::: Excerpted records

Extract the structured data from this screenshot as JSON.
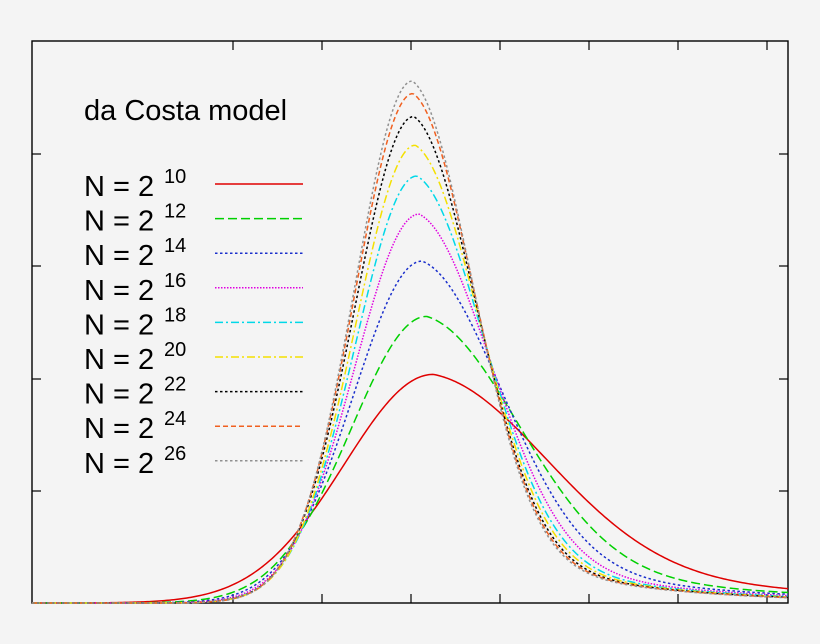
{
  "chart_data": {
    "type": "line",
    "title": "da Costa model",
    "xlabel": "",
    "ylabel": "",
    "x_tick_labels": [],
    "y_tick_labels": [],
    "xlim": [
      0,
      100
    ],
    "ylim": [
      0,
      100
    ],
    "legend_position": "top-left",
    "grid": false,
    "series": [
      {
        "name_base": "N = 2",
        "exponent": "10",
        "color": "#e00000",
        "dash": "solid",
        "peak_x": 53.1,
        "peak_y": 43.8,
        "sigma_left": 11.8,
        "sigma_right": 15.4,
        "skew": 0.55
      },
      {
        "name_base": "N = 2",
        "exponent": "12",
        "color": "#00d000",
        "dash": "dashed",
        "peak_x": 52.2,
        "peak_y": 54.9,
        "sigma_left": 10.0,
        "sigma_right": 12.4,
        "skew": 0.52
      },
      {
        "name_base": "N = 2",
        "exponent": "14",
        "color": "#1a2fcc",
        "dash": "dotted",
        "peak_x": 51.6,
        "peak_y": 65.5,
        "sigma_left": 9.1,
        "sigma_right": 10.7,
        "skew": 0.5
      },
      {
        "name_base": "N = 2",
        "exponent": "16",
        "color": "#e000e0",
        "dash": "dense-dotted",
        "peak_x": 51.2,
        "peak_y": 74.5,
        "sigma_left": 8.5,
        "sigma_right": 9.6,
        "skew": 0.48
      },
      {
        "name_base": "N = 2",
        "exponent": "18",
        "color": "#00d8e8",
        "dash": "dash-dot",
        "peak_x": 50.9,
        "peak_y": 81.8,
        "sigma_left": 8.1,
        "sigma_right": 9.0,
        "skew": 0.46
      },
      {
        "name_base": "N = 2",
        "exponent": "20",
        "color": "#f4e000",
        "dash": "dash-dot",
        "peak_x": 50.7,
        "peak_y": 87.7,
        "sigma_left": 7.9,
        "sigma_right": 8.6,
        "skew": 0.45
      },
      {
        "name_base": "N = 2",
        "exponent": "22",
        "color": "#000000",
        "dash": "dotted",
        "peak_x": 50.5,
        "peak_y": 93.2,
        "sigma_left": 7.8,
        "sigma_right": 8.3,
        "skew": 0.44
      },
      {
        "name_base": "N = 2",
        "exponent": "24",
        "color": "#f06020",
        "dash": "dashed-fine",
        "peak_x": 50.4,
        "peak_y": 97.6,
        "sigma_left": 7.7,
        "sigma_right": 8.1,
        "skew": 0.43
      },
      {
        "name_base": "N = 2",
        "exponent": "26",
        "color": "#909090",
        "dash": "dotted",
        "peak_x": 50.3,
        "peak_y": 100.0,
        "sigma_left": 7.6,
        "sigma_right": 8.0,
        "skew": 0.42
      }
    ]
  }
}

::::::

**Given task:**
Report back each line of the entries that holds the string "color".

**Answer for this exercise:**
        "color": "#e00000",
        "color": "#00d000",
        "color": "#1a2fcc",
        "color": "#e000e0",
        "color": "#00d8e8",
        "color": "#f4e000",
        "color": "#000000",
        "color": "#f06020",
        "color": "#909090",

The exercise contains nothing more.